Start of Supplied data

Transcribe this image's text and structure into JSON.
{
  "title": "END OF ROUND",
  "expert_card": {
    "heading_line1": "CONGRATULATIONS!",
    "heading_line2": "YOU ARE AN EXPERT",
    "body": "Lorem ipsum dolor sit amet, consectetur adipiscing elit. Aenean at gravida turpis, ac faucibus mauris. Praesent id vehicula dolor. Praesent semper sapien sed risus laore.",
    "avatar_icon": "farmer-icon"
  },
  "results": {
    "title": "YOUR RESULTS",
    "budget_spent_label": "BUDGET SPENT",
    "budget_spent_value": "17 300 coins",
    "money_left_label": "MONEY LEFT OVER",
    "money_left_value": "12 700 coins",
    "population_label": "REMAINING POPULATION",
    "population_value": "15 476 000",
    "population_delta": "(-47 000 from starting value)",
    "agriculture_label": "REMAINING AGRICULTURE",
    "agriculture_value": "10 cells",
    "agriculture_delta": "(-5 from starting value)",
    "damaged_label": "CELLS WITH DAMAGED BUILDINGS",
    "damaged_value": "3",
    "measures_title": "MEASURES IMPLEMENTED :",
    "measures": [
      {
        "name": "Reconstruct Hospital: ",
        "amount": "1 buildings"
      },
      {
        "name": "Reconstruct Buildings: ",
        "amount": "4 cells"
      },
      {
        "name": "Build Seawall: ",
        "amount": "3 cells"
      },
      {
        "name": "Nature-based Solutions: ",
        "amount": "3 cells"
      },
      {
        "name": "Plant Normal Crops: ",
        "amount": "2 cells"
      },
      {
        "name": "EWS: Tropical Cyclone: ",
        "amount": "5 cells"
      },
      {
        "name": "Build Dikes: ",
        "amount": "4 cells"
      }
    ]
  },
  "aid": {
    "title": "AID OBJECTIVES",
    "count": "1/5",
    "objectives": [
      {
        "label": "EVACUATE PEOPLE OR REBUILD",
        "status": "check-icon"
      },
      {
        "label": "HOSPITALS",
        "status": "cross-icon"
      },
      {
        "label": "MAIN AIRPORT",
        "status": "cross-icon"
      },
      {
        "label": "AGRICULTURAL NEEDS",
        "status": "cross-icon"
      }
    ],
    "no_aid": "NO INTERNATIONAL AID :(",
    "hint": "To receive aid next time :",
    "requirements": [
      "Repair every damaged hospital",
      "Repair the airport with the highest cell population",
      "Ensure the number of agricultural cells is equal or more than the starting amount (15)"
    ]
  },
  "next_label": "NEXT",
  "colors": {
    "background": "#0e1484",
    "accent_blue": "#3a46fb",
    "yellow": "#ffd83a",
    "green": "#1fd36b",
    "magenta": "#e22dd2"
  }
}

End of Supplied data

Problem to solve: Return the entries above exactly, each one complete.

Answer to this task:
Transcribe this image's text and structure into JSON.
{
  "title": "END OF ROUND",
  "expert_card": {
    "heading_line1": "CONGRATULATIONS!",
    "heading_line2": "YOU ARE AN EXPERT",
    "body": "Lorem ipsum dolor sit amet, consectetur adipiscing elit. Aenean at gravida turpis, ac faucibus mauris. Praesent id vehicula dolor. Praesent semper sapien sed risus laore.",
    "avatar_icon": "farmer-icon"
  },
  "results": {
    "title": "YOUR RESULTS",
    "budget_spent_label": "BUDGET SPENT",
    "budget_spent_value": "17 300 coins",
    "money_left_label": "MONEY LEFT OVER",
    "money_left_value": "12 700 coins",
    "population_label": "REMAINING POPULATION",
    "population_value": "15 476 000",
    "population_delta": "(-47 000 from starting value)",
    "agriculture_label": "REMAINING AGRICULTURE",
    "agriculture_value": "10 cells",
    "agriculture_delta": "(-5 from starting value)",
    "damaged_label": "CELLS WITH DAMAGED BUILDINGS",
    "damaged_value": "3",
    "measures_title": "MEASURES IMPLEMENTED :",
    "measures": [
      {
        "name": "Reconstruct Hospital: ",
        "amount": "1 buildings"
      },
      {
        "name": "Reconstruct Buildings: ",
        "amount": "4 cells"
      },
      {
        "name": "Build Seawall: ",
        "amount": "3 cells"
      },
      {
        "name": "Nature-based Solutions: ",
        "amount": "3 cells"
      },
      {
        "name": "Plant Normal Crops: ",
        "amount": "2 cells"
      },
      {
        "name": "EWS: Tropical Cyclone: ",
        "amount": "5 cells"
      },
      {
        "name": "Build Dikes: ",
        "amount": "4 cells"
      }
    ]
  },
  "aid": {
    "title": "AID OBJECTIVES",
    "count": "1/5",
    "objectives": [
      {
        "label": "EVACUATE PEOPLE OR REBUILD",
        "status": "check-icon"
      },
      {
        "label": "HOSPITALS",
        "status": "cross-icon"
      },
      {
        "label": "MAIN AIRPORT",
        "status": "cross-icon"
      },
      {
        "label": "AGRICULTURAL NEEDS",
        "status": "cross-icon"
      }
    ],
    "no_aid": "NO INTERNATIONAL AID :(",
    "hint": "To receive aid next time :",
    "requirements": [
      "Repair every damaged hospital",
      "Repair the airport with the highest cell population",
      "Ensure the number of agricultural cells is equal or more than the starting amount (15)"
    ]
  },
  "next_label": "NEXT",
  "colors": {
    "background": "#0e1484",
    "accent_blue": "#3a46fb",
    "yellow": "#ffd83a",
    "green": "#1fd36b",
    "magenta": "#e22dd2"
  }
}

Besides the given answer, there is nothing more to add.